TASK STATEMENT
Each record below should be repeated precisely as written.

[Data entries for graphics]
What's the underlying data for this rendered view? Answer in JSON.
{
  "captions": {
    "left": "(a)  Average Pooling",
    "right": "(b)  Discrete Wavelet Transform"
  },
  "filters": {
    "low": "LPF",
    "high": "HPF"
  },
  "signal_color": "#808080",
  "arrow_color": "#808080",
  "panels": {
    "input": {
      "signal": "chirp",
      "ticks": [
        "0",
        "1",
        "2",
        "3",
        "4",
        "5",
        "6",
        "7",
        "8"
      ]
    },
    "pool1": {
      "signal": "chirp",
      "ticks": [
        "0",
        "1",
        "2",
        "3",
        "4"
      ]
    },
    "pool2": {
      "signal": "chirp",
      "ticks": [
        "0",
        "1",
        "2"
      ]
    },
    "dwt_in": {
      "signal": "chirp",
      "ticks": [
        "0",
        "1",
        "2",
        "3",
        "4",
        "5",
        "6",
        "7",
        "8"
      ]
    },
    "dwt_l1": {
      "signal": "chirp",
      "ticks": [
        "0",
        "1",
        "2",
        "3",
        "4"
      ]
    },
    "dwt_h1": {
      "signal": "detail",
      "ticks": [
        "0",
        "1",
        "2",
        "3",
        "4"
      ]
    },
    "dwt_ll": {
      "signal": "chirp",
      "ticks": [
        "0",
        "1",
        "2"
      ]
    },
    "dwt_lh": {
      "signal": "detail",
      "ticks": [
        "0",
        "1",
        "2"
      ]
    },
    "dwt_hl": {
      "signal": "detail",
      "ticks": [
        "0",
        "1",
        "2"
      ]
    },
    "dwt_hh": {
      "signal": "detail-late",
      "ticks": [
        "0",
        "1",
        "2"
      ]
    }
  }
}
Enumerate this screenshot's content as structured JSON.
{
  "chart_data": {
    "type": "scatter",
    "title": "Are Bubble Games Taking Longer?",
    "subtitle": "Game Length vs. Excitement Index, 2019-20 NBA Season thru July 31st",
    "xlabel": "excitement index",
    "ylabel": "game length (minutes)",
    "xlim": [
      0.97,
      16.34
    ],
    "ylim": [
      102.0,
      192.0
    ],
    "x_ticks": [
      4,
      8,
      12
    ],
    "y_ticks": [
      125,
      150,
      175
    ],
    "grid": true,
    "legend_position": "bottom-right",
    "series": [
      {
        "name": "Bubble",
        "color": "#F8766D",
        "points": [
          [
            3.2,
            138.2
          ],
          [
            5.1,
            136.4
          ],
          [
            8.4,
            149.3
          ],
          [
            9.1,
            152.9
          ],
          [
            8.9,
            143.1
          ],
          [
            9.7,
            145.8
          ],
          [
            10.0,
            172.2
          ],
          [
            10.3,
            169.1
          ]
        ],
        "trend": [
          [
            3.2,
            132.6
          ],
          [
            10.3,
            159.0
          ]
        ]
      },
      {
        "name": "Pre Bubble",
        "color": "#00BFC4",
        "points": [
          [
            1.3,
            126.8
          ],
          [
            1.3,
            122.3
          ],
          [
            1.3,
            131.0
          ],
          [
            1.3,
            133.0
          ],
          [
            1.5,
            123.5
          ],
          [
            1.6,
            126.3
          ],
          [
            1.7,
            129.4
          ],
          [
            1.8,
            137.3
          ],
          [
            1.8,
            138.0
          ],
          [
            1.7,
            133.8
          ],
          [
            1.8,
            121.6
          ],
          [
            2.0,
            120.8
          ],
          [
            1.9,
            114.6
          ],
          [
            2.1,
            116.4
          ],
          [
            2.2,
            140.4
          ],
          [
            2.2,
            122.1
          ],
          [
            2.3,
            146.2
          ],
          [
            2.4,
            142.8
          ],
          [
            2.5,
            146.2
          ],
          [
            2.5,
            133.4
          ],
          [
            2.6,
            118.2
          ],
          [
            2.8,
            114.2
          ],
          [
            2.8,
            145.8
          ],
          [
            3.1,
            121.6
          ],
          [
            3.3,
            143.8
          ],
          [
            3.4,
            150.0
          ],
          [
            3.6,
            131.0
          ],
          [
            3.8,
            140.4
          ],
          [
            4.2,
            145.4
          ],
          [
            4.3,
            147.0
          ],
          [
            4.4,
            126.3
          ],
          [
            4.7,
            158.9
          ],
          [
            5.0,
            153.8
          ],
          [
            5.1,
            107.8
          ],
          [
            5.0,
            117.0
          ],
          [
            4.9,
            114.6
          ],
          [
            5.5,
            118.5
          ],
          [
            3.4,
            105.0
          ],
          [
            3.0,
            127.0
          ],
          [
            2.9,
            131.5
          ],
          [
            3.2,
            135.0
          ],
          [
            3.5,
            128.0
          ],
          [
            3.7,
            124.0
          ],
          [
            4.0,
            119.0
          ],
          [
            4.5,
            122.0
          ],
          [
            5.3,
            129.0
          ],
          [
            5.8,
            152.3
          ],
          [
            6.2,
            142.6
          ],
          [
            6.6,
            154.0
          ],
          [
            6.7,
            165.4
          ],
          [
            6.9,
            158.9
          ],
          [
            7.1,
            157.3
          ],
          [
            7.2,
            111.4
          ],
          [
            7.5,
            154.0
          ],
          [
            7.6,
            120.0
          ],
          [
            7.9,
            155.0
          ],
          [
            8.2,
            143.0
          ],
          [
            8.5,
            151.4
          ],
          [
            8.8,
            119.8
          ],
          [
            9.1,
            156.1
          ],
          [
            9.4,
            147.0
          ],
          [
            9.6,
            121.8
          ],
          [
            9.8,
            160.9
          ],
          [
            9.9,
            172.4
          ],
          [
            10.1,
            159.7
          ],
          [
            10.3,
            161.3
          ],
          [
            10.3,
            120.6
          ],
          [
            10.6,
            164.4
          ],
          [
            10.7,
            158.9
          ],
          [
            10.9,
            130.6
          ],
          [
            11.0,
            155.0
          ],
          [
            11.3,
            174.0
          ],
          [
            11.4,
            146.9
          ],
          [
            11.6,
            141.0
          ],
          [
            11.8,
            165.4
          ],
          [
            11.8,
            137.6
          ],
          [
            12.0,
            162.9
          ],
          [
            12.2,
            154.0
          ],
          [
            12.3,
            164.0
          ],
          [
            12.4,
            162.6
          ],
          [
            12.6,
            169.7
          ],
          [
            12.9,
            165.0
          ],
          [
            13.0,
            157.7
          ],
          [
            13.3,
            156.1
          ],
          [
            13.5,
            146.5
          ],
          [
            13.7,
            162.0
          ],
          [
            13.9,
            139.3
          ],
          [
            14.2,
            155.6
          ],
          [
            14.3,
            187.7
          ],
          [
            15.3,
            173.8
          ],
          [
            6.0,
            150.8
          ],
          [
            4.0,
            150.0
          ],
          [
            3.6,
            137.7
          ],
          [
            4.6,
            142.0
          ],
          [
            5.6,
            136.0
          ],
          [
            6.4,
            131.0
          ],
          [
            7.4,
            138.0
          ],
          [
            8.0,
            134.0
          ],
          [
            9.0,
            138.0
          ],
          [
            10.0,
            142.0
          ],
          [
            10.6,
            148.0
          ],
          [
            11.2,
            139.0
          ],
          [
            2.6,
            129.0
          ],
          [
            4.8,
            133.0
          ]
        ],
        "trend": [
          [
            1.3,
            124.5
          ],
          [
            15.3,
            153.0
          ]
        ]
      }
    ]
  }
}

EXERCISE ANSWER
What's the underlying data for this rendered view? Answer in JSON.
{
  "captions": {
    "left": "(a)  Average Pooling",
    "right": "(b)  Discrete Wavelet Transform"
  },
  "filters": {
    "low": "LPF",
    "high": "HPF"
  },
  "signal_color": "#808080",
  "arrow_color": "#808080",
  "panels": {
    "input": {
      "signal": "chirp",
      "ticks": [
        "0",
        "1",
        "2",
        "3",
        "4",
        "5",
        "6",
        "7",
        "8"
      ]
    },
    "pool1": {
      "signal": "chirp",
      "ticks": [
        "0",
        "1",
        "2",
        "3",
        "4"
      ]
    },
    "pool2": {
      "signal": "chirp",
      "ticks": [
        "0",
        "1",
        "2"
      ]
    },
    "dwt_in": {
      "signal": "chirp",
      "ticks": [
        "0",
        "1",
        "2",
        "3",
        "4",
        "5",
        "6",
        "7",
        "8"
      ]
    },
    "dwt_l1": {
      "signal": "chirp",
      "ticks": [
        "0",
        "1",
        "2",
        "3",
        "4"
      ]
    },
    "dwt_h1": {
      "signal": "detail",
      "ticks": [
        "0",
        "1",
        "2",
        "3",
        "4"
      ]
    },
    "dwt_ll": {
      "signal": "chirp",
      "ticks": [
        "0",
        "1",
        "2"
      ]
    },
    "dwt_lh": {
      "signal": "detail",
      "ticks": [
        "0",
        "1",
        "2"
      ]
    },
    "dwt_hl": {
      "signal": "detail",
      "ticks": [
        "0",
        "1",
        "2"
      ]
    },
    "dwt_hh": {
      "signal": "detail-late",
      "ticks": [
        "0",
        "1",
        "2"
      ]
    }
  }
}
Enumerate this screenshot's content as structured JSON.
{
  "chart_data": {
    "type": "scatter",
    "title": "Are Bubble Games Taking Longer?",
    "subtitle": "Game Length vs. Excitement Index, 2019-20 NBA Season thru July 31st",
    "xlabel": "excitement index",
    "ylabel": "game length (minutes)",
    "xlim": [
      0.97,
      16.34
    ],
    "ylim": [
      102.0,
      192.0
    ],
    "x_ticks": [
      4,
      8,
      12
    ],
    "y_ticks": [
      125,
      150,
      175
    ],
    "grid": true,
    "legend_position": "bottom-right",
    "series": [
      {
        "name": "Bubble",
        "color": "#F8766D",
        "points": [
          [
            3.2,
            138.2
          ],
          [
            5.1,
            136.4
          ],
          [
            8.4,
            149.3
          ],
          [
            9.1,
            152.9
          ],
          [
            8.9,
            143.1
          ],
          [
            9.7,
            145.8
          ],
          [
            10.0,
            172.2
          ],
          [
            10.3,
            169.1
          ]
        ],
        "trend": [
          [
            3.2,
            132.6
          ],
          [
            10.3,
            159.0
          ]
        ]
      },
      {
        "name": "Pre Bubble",
        "color": "#00BFC4",
        "points": [
          [
            1.3,
            126.8
          ],
          [
            1.3,
            122.3
          ],
          [
            1.3,
            131.0
          ],
          [
            1.3,
            133.0
          ],
          [
            1.5,
            123.5
          ],
          [
            1.6,
            126.3
          ],
          [
            1.7,
            129.4
          ],
          [
            1.8,
            137.3
          ],
          [
            1.8,
            138.0
          ],
          [
            1.7,
            133.8
          ],
          [
            1.8,
            121.6
          ],
          [
            2.0,
            120.8
          ],
          [
            1.9,
            114.6
          ],
          [
            2.1,
            116.4
          ],
          [
            2.2,
            140.4
          ],
          [
            2.2,
            122.1
          ],
          [
            2.3,
            146.2
          ],
          [
            2.4,
            142.8
          ],
          [
            2.5,
            146.2
          ],
          [
            2.5,
            133.4
          ],
          [
            2.6,
            118.2
          ],
          [
            2.8,
            114.2
          ],
          [
            2.8,
            145.8
          ],
          [
            3.1,
            121.6
          ],
          [
            3.3,
            143.8
          ],
          [
            3.4,
            150.0
          ],
          [
            3.6,
            131.0
          ],
          [
            3.8,
            140.4
          ],
          [
            4.2,
            145.4
          ],
          [
            4.3,
            147.0
          ],
          [
            4.4,
            126.3
          ],
          [
            4.7,
            158.9
          ],
          [
            5.0,
            153.8
          ],
          [
            5.1,
            107.8
          ],
          [
            5.0,
            117.0
          ],
          [
            4.9,
            114.6
          ],
          [
            5.5,
            118.5
          ],
          [
            3.4,
            105.0
          ],
          [
            3.0,
            127.0
          ],
          [
            2.9,
            131.5
          ],
          [
            3.2,
            135.0
          ],
          [
            3.5,
            128.0
          ],
          [
            3.7,
            124.0
          ],
          [
            4.0,
            119.0
          ],
          [
            4.5,
            122.0
          ],
          [
            5.3,
            129.0
          ],
          [
            5.8,
            152.3
          ],
          [
            6.2,
            142.6
          ],
          [
            6.6,
            154.0
          ],
          [
            6.7,
            165.4
          ],
          [
            6.9,
            158.9
          ],
          [
            7.1,
            157.3
          ],
          [
            7.2,
            111.4
          ],
          [
            7.5,
            154.0
          ],
          [
            7.6,
            120.0
          ],
          [
            7.9,
            155.0
          ],
          [
            8.2,
            143.0
          ],
          [
            8.5,
            151.4
          ],
          [
            8.8,
            119.8
          ],
          [
            9.1,
            156.1
          ],
          [
            9.4,
            147.0
          ],
          [
            9.6,
            121.8
          ],
          [
            9.8,
            160.9
          ],
          [
            9.9,
            172.4
          ],
          [
            10.1,
            159.7
          ],
          [
            10.3,
            161.3
          ],
          [
            10.3,
            120.6
          ],
          [
            10.6,
            164.4
          ],
          [
            10.7,
            158.9
          ],
          [
            10.9,
            130.6
          ],
          [
            11.0,
            155.0
          ],
          [
            11.3,
            174.0
          ],
          [
            11.4,
            146.9
          ],
          [
            11.6,
            141.0
          ],
          [
            11.8,
            165.4
          ],
          [
            11.8,
            137.6
          ],
          [
            12.0,
            162.9
          ],
          [
            12.2,
            154.0
          ],
          [
            12.3,
            164.0
          ],
          [
            12.4,
            162.6
          ],
          [
            12.6,
            169.7
          ],
          [
            12.9,
            165.0
          ],
          [
            13.0,
            157.7
          ],
          [
            13.3,
            156.1
          ],
          [
            13.5,
            146.5
          ],
          [
            13.7,
            162.0
          ],
          [
            13.9,
            139.3
          ],
          [
            14.2,
            155.6
          ],
          [
            14.3,
            187.7
          ],
          [
            15.3,
            173.8
          ],
          [
            6.0,
            150.8
          ],
          [
            4.0,
            150.0
          ],
          [
            3.6,
            137.7
          ],
          [
            4.6,
            142.0
          ],
          [
            5.6,
            136.0
          ],
          [
            6.4,
            131.0
          ],
          [
            7.4,
            138.0
          ],
          [
            8.0,
            134.0
          ],
          [
            9.0,
            138.0
          ],
          [
            10.0,
            142.0
          ],
          [
            10.6,
            148.0
          ],
          [
            11.2,
            139.0
          ],
          [
            2.6,
            129.0
          ],
          [
            4.8,
            133.0
          ]
        ],
        "trend": [
          [
            1.3,
            124.5
          ],
          [
            15.3,
            153.0
          ]
        ]
      }
    ]
  }
}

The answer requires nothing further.